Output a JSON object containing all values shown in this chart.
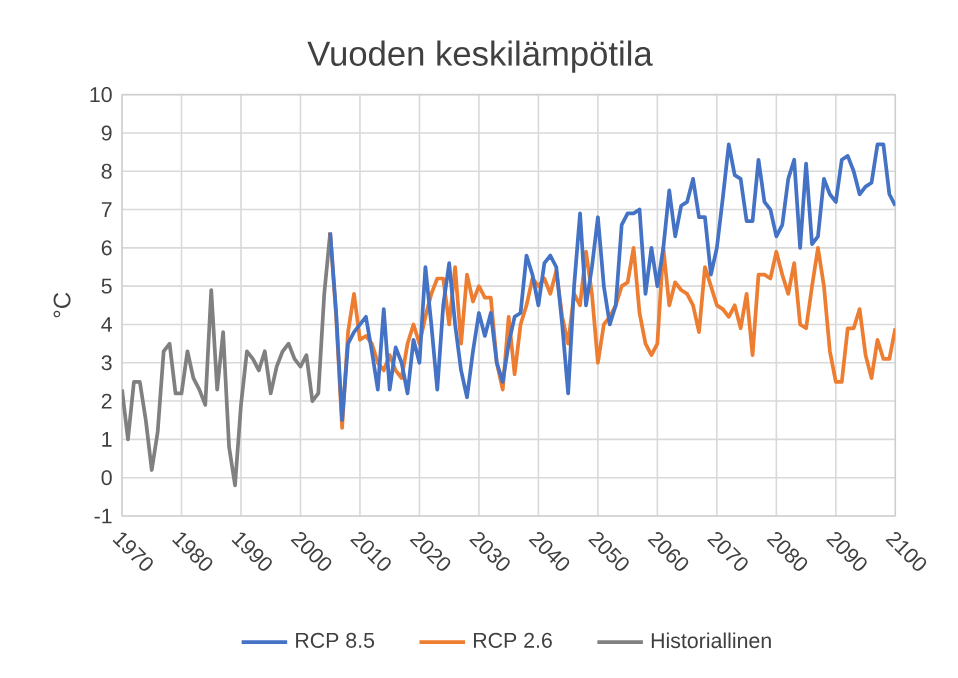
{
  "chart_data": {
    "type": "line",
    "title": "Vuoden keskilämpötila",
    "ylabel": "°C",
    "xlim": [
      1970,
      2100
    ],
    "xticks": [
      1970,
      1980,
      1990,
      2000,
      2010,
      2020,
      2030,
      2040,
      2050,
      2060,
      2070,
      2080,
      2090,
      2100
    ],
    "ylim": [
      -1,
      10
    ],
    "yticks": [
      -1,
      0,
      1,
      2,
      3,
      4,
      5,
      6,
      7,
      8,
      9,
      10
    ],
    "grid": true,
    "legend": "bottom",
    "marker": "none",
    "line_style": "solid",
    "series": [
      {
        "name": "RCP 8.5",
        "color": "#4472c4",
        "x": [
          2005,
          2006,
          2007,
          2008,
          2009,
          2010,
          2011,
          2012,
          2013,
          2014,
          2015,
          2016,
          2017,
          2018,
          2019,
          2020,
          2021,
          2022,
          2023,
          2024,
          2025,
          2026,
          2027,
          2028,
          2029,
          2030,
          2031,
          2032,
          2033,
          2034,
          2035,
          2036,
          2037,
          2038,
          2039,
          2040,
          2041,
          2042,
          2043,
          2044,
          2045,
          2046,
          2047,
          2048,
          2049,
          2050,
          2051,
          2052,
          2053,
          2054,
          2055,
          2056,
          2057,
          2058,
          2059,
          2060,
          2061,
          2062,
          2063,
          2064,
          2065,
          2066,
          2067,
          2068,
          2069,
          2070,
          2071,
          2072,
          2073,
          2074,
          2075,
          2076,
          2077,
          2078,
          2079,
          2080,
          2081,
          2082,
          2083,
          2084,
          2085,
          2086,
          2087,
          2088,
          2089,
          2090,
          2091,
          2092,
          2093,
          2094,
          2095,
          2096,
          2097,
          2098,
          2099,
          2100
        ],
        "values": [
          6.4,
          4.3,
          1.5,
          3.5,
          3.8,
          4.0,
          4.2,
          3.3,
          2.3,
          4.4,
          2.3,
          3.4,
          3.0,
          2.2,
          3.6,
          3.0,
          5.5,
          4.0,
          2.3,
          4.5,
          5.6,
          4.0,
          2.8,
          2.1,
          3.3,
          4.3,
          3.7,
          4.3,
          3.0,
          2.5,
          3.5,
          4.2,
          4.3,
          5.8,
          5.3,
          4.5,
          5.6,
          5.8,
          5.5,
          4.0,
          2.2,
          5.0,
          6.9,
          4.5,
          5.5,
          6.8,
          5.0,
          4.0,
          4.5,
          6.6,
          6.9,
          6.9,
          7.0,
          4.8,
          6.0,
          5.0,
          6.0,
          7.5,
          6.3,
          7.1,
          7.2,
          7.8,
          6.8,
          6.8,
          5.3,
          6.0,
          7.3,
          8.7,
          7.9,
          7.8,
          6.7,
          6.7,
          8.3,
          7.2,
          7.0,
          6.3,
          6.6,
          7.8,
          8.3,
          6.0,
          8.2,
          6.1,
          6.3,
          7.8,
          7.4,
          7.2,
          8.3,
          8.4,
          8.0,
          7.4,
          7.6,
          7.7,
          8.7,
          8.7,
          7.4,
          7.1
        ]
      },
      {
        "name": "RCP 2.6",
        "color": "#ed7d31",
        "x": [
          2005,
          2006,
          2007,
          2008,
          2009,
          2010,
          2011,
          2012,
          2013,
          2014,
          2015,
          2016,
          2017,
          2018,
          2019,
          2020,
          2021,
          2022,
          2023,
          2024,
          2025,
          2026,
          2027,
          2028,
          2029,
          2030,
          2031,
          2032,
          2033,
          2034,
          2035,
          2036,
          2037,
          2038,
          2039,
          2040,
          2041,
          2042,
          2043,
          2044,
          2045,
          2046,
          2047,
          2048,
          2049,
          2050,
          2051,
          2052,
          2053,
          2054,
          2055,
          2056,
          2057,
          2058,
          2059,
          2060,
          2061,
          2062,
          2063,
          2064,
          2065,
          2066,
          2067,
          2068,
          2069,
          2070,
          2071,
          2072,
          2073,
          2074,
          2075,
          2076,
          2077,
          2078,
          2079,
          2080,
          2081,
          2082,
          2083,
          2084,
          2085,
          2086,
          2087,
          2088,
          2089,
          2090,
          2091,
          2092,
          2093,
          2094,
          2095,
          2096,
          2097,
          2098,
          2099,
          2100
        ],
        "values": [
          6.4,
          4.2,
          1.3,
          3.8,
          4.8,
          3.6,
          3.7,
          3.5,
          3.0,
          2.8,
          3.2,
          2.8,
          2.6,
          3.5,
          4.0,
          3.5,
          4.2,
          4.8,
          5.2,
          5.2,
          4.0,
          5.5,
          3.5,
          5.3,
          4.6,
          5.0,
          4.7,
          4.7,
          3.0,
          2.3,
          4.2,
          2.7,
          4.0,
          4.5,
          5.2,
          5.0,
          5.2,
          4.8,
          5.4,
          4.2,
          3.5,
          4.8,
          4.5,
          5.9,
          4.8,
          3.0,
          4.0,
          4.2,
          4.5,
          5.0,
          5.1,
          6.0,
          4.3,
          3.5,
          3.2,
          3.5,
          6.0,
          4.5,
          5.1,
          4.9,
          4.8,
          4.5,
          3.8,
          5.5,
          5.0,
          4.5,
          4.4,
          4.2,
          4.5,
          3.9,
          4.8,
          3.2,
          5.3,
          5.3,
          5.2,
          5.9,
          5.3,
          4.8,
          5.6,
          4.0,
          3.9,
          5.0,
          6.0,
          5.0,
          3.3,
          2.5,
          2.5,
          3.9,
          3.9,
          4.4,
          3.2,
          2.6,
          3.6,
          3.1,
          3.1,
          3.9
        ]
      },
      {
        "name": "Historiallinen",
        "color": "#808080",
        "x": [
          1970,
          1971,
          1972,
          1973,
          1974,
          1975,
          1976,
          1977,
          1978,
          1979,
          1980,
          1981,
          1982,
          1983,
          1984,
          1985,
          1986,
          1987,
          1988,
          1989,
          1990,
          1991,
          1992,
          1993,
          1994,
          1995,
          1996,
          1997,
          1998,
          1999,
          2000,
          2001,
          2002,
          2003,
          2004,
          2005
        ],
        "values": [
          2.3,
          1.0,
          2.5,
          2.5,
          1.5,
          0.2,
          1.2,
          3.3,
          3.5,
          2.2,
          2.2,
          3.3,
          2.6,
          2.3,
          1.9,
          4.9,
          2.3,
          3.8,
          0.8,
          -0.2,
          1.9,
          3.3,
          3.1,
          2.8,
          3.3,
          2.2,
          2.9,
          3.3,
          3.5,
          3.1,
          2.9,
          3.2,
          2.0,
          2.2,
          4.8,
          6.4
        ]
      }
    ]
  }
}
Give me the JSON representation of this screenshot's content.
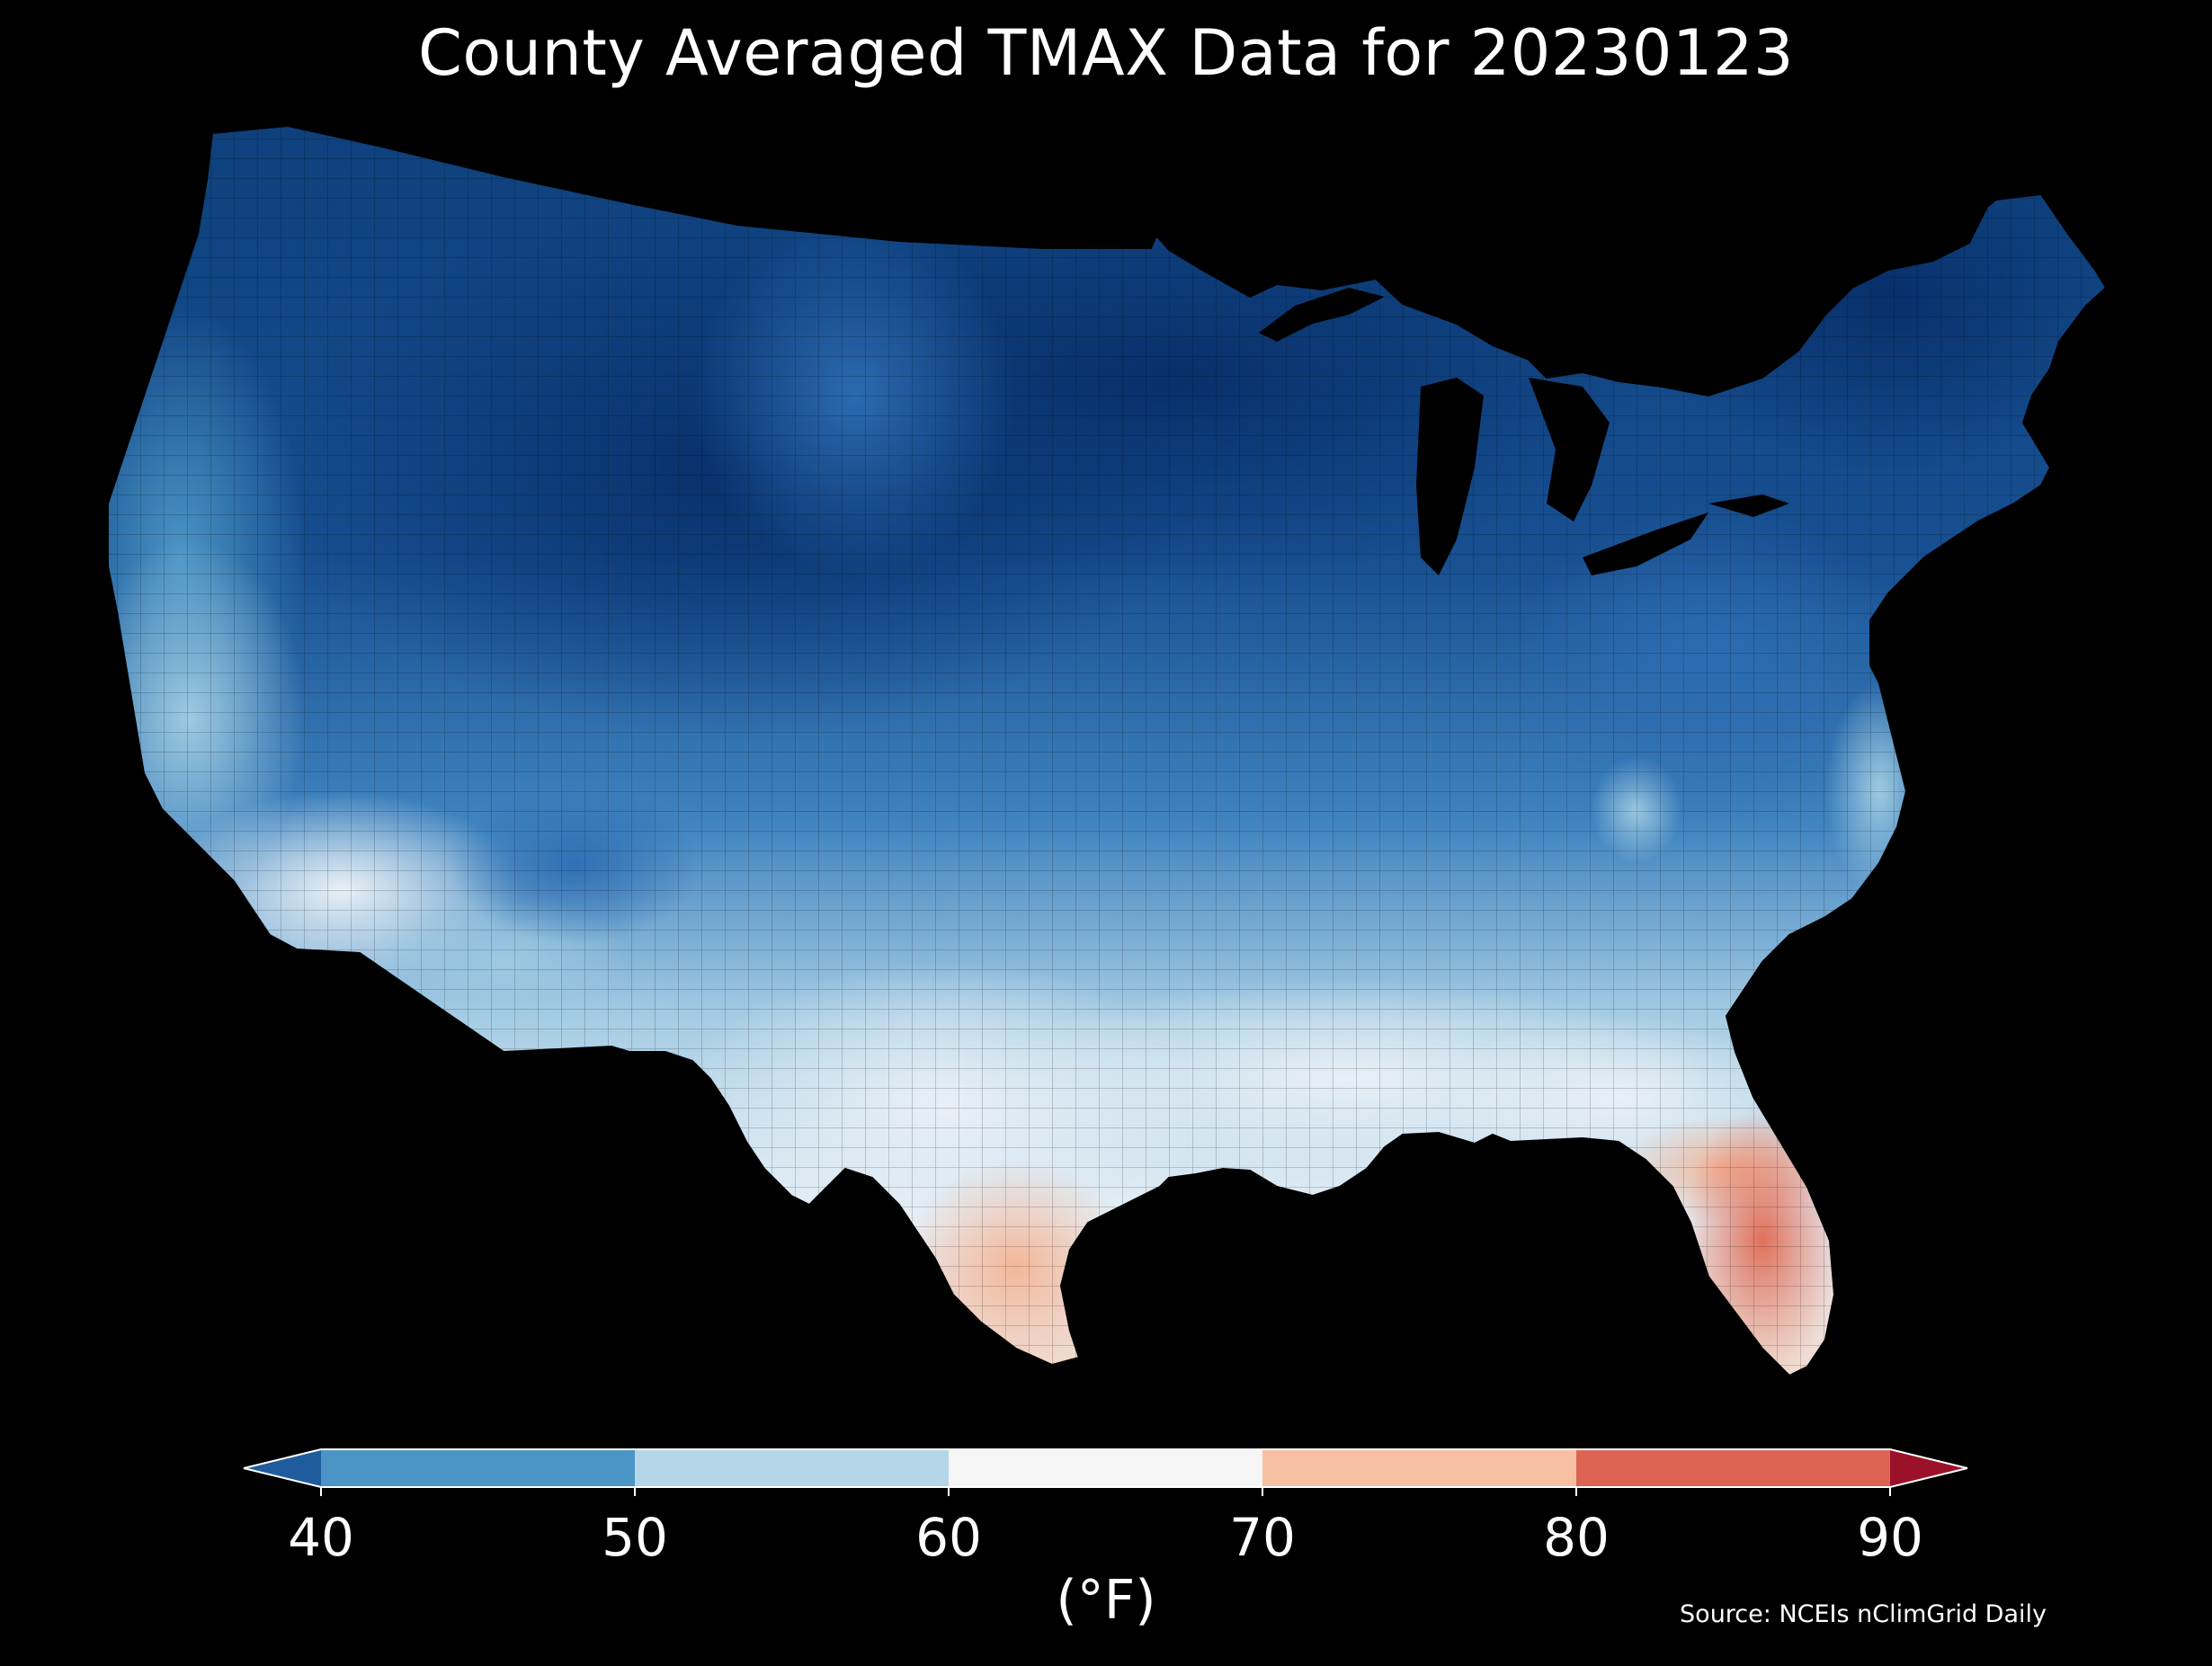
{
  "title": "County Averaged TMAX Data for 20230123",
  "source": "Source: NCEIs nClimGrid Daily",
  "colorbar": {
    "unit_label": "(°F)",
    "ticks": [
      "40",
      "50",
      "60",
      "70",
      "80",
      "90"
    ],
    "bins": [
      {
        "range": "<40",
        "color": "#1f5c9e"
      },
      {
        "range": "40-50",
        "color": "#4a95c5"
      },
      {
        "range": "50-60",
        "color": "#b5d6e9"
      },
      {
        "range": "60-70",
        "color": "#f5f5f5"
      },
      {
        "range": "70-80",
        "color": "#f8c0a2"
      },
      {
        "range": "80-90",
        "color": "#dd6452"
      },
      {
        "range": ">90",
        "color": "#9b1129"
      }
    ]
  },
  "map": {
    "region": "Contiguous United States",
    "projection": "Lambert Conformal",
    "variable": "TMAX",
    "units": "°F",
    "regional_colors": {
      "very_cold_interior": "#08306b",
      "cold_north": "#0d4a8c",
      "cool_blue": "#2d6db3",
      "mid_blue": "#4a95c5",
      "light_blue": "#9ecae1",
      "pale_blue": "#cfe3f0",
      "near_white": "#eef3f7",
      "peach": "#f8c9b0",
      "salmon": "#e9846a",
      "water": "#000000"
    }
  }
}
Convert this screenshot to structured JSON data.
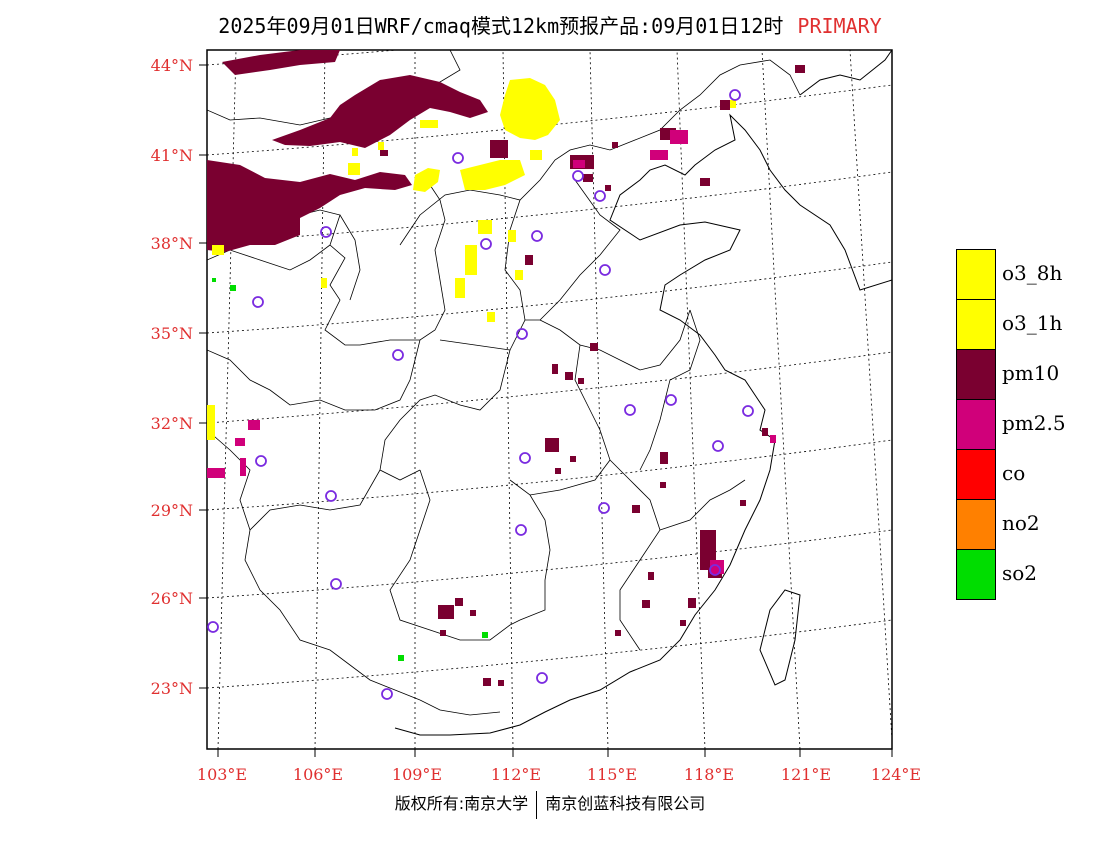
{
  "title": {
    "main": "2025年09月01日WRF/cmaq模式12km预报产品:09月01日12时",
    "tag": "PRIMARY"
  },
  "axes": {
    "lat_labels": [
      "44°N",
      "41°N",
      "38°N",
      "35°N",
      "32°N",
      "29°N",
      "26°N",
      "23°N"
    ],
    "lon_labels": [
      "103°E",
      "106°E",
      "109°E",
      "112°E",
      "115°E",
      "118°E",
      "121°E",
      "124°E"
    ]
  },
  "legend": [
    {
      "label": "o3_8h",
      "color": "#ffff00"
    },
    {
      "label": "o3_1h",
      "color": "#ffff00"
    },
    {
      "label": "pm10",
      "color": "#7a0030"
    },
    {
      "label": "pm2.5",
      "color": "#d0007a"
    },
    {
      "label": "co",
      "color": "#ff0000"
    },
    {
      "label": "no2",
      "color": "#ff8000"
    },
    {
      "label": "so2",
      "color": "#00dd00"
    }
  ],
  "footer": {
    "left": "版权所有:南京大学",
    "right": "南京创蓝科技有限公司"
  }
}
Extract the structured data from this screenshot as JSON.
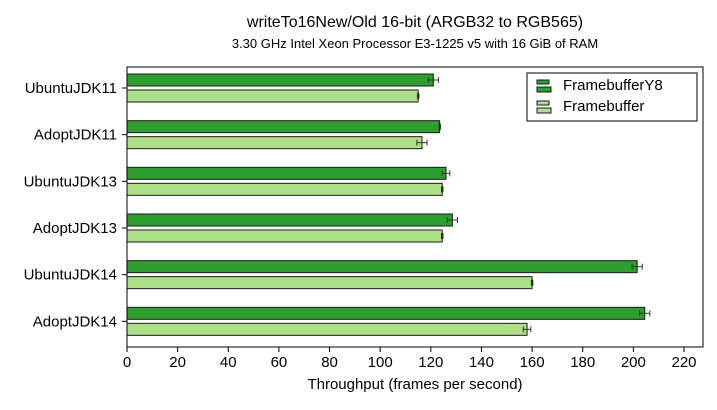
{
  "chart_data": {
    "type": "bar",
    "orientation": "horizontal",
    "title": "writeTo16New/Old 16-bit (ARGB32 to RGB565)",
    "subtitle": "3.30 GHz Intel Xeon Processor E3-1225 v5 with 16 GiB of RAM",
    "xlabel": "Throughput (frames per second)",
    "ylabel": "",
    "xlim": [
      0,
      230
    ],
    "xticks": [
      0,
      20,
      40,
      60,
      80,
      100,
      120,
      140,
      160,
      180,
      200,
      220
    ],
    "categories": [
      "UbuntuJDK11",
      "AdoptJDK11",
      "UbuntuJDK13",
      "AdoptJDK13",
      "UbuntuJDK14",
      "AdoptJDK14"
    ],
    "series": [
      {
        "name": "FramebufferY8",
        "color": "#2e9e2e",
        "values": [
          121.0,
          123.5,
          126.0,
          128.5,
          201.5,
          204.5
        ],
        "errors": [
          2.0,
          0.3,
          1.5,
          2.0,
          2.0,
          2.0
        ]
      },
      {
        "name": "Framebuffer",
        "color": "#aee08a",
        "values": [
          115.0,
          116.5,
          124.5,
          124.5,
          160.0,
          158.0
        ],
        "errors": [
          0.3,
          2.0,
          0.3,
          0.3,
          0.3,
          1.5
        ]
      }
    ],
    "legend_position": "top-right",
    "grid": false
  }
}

# # # #

**Description of the task:**
Only the lines from the one that holds "Extract the structured" through the end of the records above should be printed again, exactly as they are. Leave out the pictures.

**Output below:**
Extract the structured data from this screenshot as JSON.
{
  "chart_data": {
    "type": "bar",
    "orientation": "horizontal",
    "title": "writeTo16New/Old 16-bit (ARGB32 to RGB565)",
    "subtitle": "3.30 GHz Intel Xeon Processor E3-1225 v5 with 16 GiB of RAM",
    "xlabel": "Throughput (frames per second)",
    "ylabel": "",
    "xlim": [
      0,
      230
    ],
    "xticks": [
      0,
      20,
      40,
      60,
      80,
      100,
      120,
      140,
      160,
      180,
      200,
      220
    ],
    "categories": [
      "UbuntuJDK11",
      "AdoptJDK11",
      "UbuntuJDK13",
      "AdoptJDK13",
      "UbuntuJDK14",
      "AdoptJDK14"
    ],
    "series": [
      {
        "name": "FramebufferY8",
        "color": "#2e9e2e",
        "values": [
          121.0,
          123.5,
          126.0,
          128.5,
          201.5,
          204.5
        ],
        "errors": [
          2.0,
          0.3,
          1.5,
          2.0,
          2.0,
          2.0
        ]
      },
      {
        "name": "Framebuffer",
        "color": "#aee08a",
        "values": [
          115.0,
          116.5,
          124.5,
          124.5,
          160.0,
          158.0
        ],
        "errors": [
          0.3,
          2.0,
          0.3,
          0.3,
          0.3,
          1.5
        ]
      }
    ],
    "legend_position": "top-right",
    "grid": false
  }
}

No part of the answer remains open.